__Exercise aim__
Each entry below must be repeated exactly, with pictures left out.

━━━ Task material ━━━

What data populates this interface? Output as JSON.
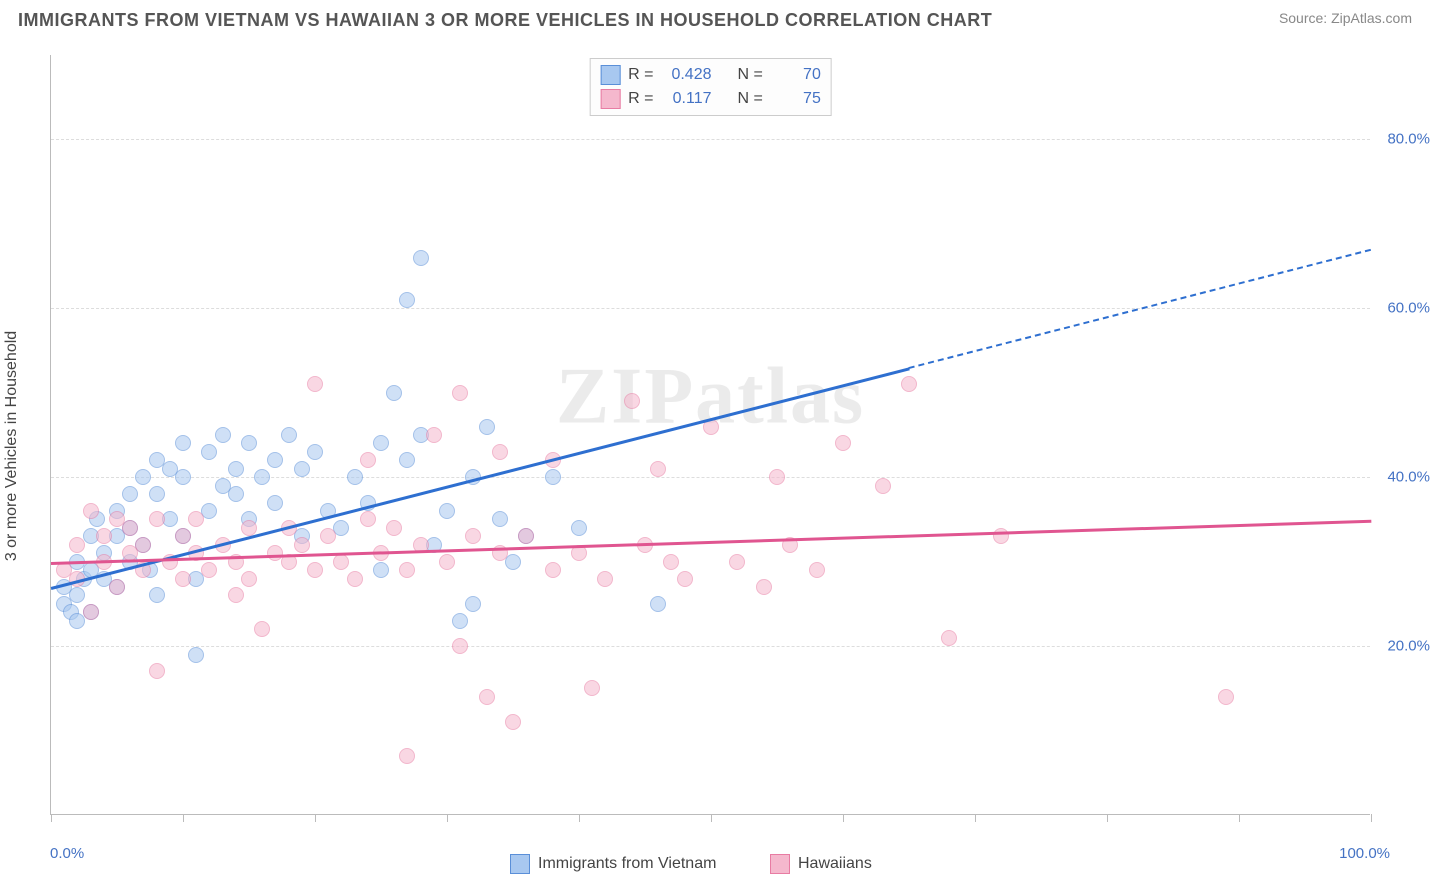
{
  "title": "IMMIGRANTS FROM VIETNAM VS HAWAIIAN 3 OR MORE VEHICLES IN HOUSEHOLD CORRELATION CHART",
  "source": "Source: ZipAtlas.com",
  "watermark": "ZIPatlas",
  "ylabel": "3 or more Vehicles in Household",
  "chart": {
    "type": "scatter",
    "background_color": "#ffffff",
    "grid_color": "#dddddd",
    "axis_color": "#bbbbbb",
    "xlim": [
      0,
      100
    ],
    "ylim": [
      0,
      90
    ],
    "yticks": [
      20,
      40,
      60,
      80
    ],
    "ytick_labels": [
      "20.0%",
      "40.0%",
      "60.0%",
      "80.0%"
    ],
    "xticks": [
      0,
      10,
      20,
      30,
      40,
      50,
      60,
      70,
      80,
      90,
      100
    ],
    "x_start_label": "0.0%",
    "x_end_label": "100.0%",
    "tick_label_color": "#4472c4",
    "tick_label_fontsize": 15,
    "marker_radius": 8,
    "marker_opacity": 0.55,
    "series": [
      {
        "name": "Immigrants from Vietnam",
        "color_fill": "#a8c8f0",
        "color_stroke": "#5a8fd8",
        "R": "0.428",
        "N": "70",
        "trend": {
          "x1": 0,
          "y1": 27,
          "x2": 100,
          "y2": 67,
          "solid_until_x": 65,
          "color": "#2e6fd0",
          "width": 2.5
        },
        "points": [
          [
            1,
            25
          ],
          [
            1,
            27
          ],
          [
            1.5,
            24
          ],
          [
            2,
            23
          ],
          [
            2,
            30
          ],
          [
            2.5,
            28
          ],
          [
            2,
            26
          ],
          [
            3,
            24
          ],
          [
            3,
            29
          ],
          [
            3,
            33
          ],
          [
            3.5,
            35
          ],
          [
            4,
            31
          ],
          [
            4,
            28
          ],
          [
            5,
            27
          ],
          [
            5,
            36
          ],
          [
            5,
            33
          ],
          [
            6,
            30
          ],
          [
            6,
            34
          ],
          [
            6,
            38
          ],
          [
            7,
            32
          ],
          [
            7,
            40
          ],
          [
            7.5,
            29
          ],
          [
            8,
            26
          ],
          [
            8,
            38
          ],
          [
            8,
            42
          ],
          [
            9,
            35
          ],
          [
            9,
            41
          ],
          [
            10,
            33
          ],
          [
            10,
            40
          ],
          [
            10,
            44
          ],
          [
            11,
            28
          ],
          [
            11,
            19
          ],
          [
            12,
            36
          ],
          [
            12,
            43
          ],
          [
            13,
            39
          ],
          [
            13,
            45
          ],
          [
            14,
            41
          ],
          [
            14,
            38
          ],
          [
            15,
            35
          ],
          [
            15,
            44
          ],
          [
            16,
            40
          ],
          [
            17,
            42
          ],
          [
            17,
            37
          ],
          [
            18,
            45
          ],
          [
            19,
            33
          ],
          [
            19,
            41
          ],
          [
            20,
            43
          ],
          [
            21,
            36
          ],
          [
            22,
            34
          ],
          [
            23,
            40
          ],
          [
            24,
            37
          ],
          [
            25,
            44
          ],
          [
            25,
            29
          ],
          [
            26,
            50
          ],
          [
            27,
            42
          ],
          [
            27,
            61
          ],
          [
            28,
            45
          ],
          [
            28,
            66
          ],
          [
            29,
            32
          ],
          [
            30,
            36
          ],
          [
            31,
            23
          ],
          [
            32,
            40
          ],
          [
            33,
            46
          ],
          [
            34,
            35
          ],
          [
            35,
            30
          ],
          [
            36,
            33
          ],
          [
            38,
            40
          ],
          [
            40,
            34
          ],
          [
            46,
            25
          ],
          [
            32,
            25
          ]
        ]
      },
      {
        "name": "Hawaiians",
        "color_fill": "#f5b8cd",
        "color_stroke": "#e87ca3",
        "R": "0.117",
        "N": "75",
        "trend": {
          "x1": 0,
          "y1": 30,
          "x2": 100,
          "y2": 35,
          "solid_until_x": 100,
          "color": "#e05590",
          "width": 2.5
        },
        "points": [
          [
            1,
            29
          ],
          [
            2,
            28
          ],
          [
            2,
            32
          ],
          [
            3,
            36
          ],
          [
            3,
            24
          ],
          [
            4,
            33
          ],
          [
            4,
            30
          ],
          [
            5,
            35
          ],
          [
            5,
            27
          ],
          [
            6,
            31
          ],
          [
            6,
            34
          ],
          [
            7,
            29
          ],
          [
            7,
            32
          ],
          [
            8,
            35
          ],
          [
            8,
            17
          ],
          [
            9,
            30
          ],
          [
            10,
            33
          ],
          [
            10,
            28
          ],
          [
            11,
            31
          ],
          [
            11,
            35
          ],
          [
            12,
            29
          ],
          [
            13,
            32
          ],
          [
            14,
            30
          ],
          [
            14,
            26
          ],
          [
            15,
            34
          ],
          [
            15,
            28
          ],
          [
            16,
            22
          ],
          [
            17,
            31
          ],
          [
            18,
            34
          ],
          [
            18,
            30
          ],
          [
            19,
            32
          ],
          [
            20,
            29
          ],
          [
            20,
            51
          ],
          [
            21,
            33
          ],
          [
            22,
            30
          ],
          [
            23,
            28
          ],
          [
            24,
            35
          ],
          [
            24,
            42
          ],
          [
            25,
            31
          ],
          [
            26,
            34
          ],
          [
            27,
            29
          ],
          [
            27,
            7
          ],
          [
            28,
            32
          ],
          [
            29,
            45
          ],
          [
            30,
            30
          ],
          [
            31,
            20
          ],
          [
            31,
            50
          ],
          [
            32,
            33
          ],
          [
            33,
            14
          ],
          [
            34,
            31
          ],
          [
            34,
            43
          ],
          [
            35,
            11
          ],
          [
            36,
            33
          ],
          [
            38,
            29
          ],
          [
            40,
            31
          ],
          [
            41,
            15
          ],
          [
            42,
            28
          ],
          [
            44,
            49
          ],
          [
            45,
            32
          ],
          [
            47,
            30
          ],
          [
            48,
            28
          ],
          [
            50,
            46
          ],
          [
            52,
            30
          ],
          [
            54,
            27
          ],
          [
            55,
            40
          ],
          [
            56,
            32
          ],
          [
            58,
            29
          ],
          [
            60,
            44
          ],
          [
            63,
            39
          ],
          [
            65,
            51
          ],
          [
            68,
            21
          ],
          [
            72,
            33
          ],
          [
            89,
            14
          ],
          [
            38,
            42
          ],
          [
            46,
            41
          ]
        ]
      }
    ]
  },
  "legend": {
    "R_label": "R =",
    "N_label": "N =",
    "series1_label": "Immigrants from Vietnam",
    "series2_label": "Hawaiians"
  }
}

━━━

__Problem solution__
What data populates this interface? Output as JSON.
{
  "title": "IMMIGRANTS FROM VIETNAM VS HAWAIIAN 3 OR MORE VEHICLES IN HOUSEHOLD CORRELATION CHART",
  "source": "Source: ZipAtlas.com",
  "watermark": "ZIPatlas",
  "ylabel": "3 or more Vehicles in Household",
  "chart": {
    "type": "scatter",
    "background_color": "#ffffff",
    "grid_color": "#dddddd",
    "axis_color": "#bbbbbb",
    "xlim": [
      0,
      100
    ],
    "ylim": [
      0,
      90
    ],
    "yticks": [
      20,
      40,
      60,
      80
    ],
    "ytick_labels": [
      "20.0%",
      "40.0%",
      "60.0%",
      "80.0%"
    ],
    "xticks": [
      0,
      10,
      20,
      30,
      40,
      50,
      60,
      70,
      80,
      90,
      100
    ],
    "x_start_label": "0.0%",
    "x_end_label": "100.0%",
    "tick_label_color": "#4472c4",
    "tick_label_fontsize": 15,
    "marker_radius": 8,
    "marker_opacity": 0.55,
    "series": [
      {
        "name": "Immigrants from Vietnam",
        "color_fill": "#a8c8f0",
        "color_stroke": "#5a8fd8",
        "R": "0.428",
        "N": "70",
        "trend": {
          "x1": 0,
          "y1": 27,
          "x2": 100,
          "y2": 67,
          "solid_until_x": 65,
          "color": "#2e6fd0",
          "width": 2.5
        },
        "points": [
          [
            1,
            25
          ],
          [
            1,
            27
          ],
          [
            1.5,
            24
          ],
          [
            2,
            23
          ],
          [
            2,
            30
          ],
          [
            2.5,
            28
          ],
          [
            2,
            26
          ],
          [
            3,
            24
          ],
          [
            3,
            29
          ],
          [
            3,
            33
          ],
          [
            3.5,
            35
          ],
          [
            4,
            31
          ],
          [
            4,
            28
          ],
          [
            5,
            27
          ],
          [
            5,
            36
          ],
          [
            5,
            33
          ],
          [
            6,
            30
          ],
          [
            6,
            34
          ],
          [
            6,
            38
          ],
          [
            7,
            32
          ],
          [
            7,
            40
          ],
          [
            7.5,
            29
          ],
          [
            8,
            26
          ],
          [
            8,
            38
          ],
          [
            8,
            42
          ],
          [
            9,
            35
          ],
          [
            9,
            41
          ],
          [
            10,
            33
          ],
          [
            10,
            40
          ],
          [
            10,
            44
          ],
          [
            11,
            28
          ],
          [
            11,
            19
          ],
          [
            12,
            36
          ],
          [
            12,
            43
          ],
          [
            13,
            39
          ],
          [
            13,
            45
          ],
          [
            14,
            41
          ],
          [
            14,
            38
          ],
          [
            15,
            35
          ],
          [
            15,
            44
          ],
          [
            16,
            40
          ],
          [
            17,
            42
          ],
          [
            17,
            37
          ],
          [
            18,
            45
          ],
          [
            19,
            33
          ],
          [
            19,
            41
          ],
          [
            20,
            43
          ],
          [
            21,
            36
          ],
          [
            22,
            34
          ],
          [
            23,
            40
          ],
          [
            24,
            37
          ],
          [
            25,
            44
          ],
          [
            25,
            29
          ],
          [
            26,
            50
          ],
          [
            27,
            42
          ],
          [
            27,
            61
          ],
          [
            28,
            45
          ],
          [
            28,
            66
          ],
          [
            29,
            32
          ],
          [
            30,
            36
          ],
          [
            31,
            23
          ],
          [
            32,
            40
          ],
          [
            33,
            46
          ],
          [
            34,
            35
          ],
          [
            35,
            30
          ],
          [
            36,
            33
          ],
          [
            38,
            40
          ],
          [
            40,
            34
          ],
          [
            46,
            25
          ],
          [
            32,
            25
          ]
        ]
      },
      {
        "name": "Hawaiians",
        "color_fill": "#f5b8cd",
        "color_stroke": "#e87ca3",
        "R": "0.117",
        "N": "75",
        "trend": {
          "x1": 0,
          "y1": 30,
          "x2": 100,
          "y2": 35,
          "solid_until_x": 100,
          "color": "#e05590",
          "width": 2.5
        },
        "points": [
          [
            1,
            29
          ],
          [
            2,
            28
          ],
          [
            2,
            32
          ],
          [
            3,
            36
          ],
          [
            3,
            24
          ],
          [
            4,
            33
          ],
          [
            4,
            30
          ],
          [
            5,
            35
          ],
          [
            5,
            27
          ],
          [
            6,
            31
          ],
          [
            6,
            34
          ],
          [
            7,
            29
          ],
          [
            7,
            32
          ],
          [
            8,
            35
          ],
          [
            8,
            17
          ],
          [
            9,
            30
          ],
          [
            10,
            33
          ],
          [
            10,
            28
          ],
          [
            11,
            31
          ],
          [
            11,
            35
          ],
          [
            12,
            29
          ],
          [
            13,
            32
          ],
          [
            14,
            30
          ],
          [
            14,
            26
          ],
          [
            15,
            34
          ],
          [
            15,
            28
          ],
          [
            16,
            22
          ],
          [
            17,
            31
          ],
          [
            18,
            34
          ],
          [
            18,
            30
          ],
          [
            19,
            32
          ],
          [
            20,
            29
          ],
          [
            20,
            51
          ],
          [
            21,
            33
          ],
          [
            22,
            30
          ],
          [
            23,
            28
          ],
          [
            24,
            35
          ],
          [
            24,
            42
          ],
          [
            25,
            31
          ],
          [
            26,
            34
          ],
          [
            27,
            29
          ],
          [
            27,
            7
          ],
          [
            28,
            32
          ],
          [
            29,
            45
          ],
          [
            30,
            30
          ],
          [
            31,
            20
          ],
          [
            31,
            50
          ],
          [
            32,
            33
          ],
          [
            33,
            14
          ],
          [
            34,
            31
          ],
          [
            34,
            43
          ],
          [
            35,
            11
          ],
          [
            36,
            33
          ],
          [
            38,
            29
          ],
          [
            40,
            31
          ],
          [
            41,
            15
          ],
          [
            42,
            28
          ],
          [
            44,
            49
          ],
          [
            45,
            32
          ],
          [
            47,
            30
          ],
          [
            48,
            28
          ],
          [
            50,
            46
          ],
          [
            52,
            30
          ],
          [
            54,
            27
          ],
          [
            55,
            40
          ],
          [
            56,
            32
          ],
          [
            58,
            29
          ],
          [
            60,
            44
          ],
          [
            63,
            39
          ],
          [
            65,
            51
          ],
          [
            68,
            21
          ],
          [
            72,
            33
          ],
          [
            89,
            14
          ],
          [
            38,
            42
          ],
          [
            46,
            41
          ]
        ]
      }
    ]
  },
  "legend": {
    "R_label": "R =",
    "N_label": "N =",
    "series1_label": "Immigrants from Vietnam",
    "series2_label": "Hawaiians"
  }
}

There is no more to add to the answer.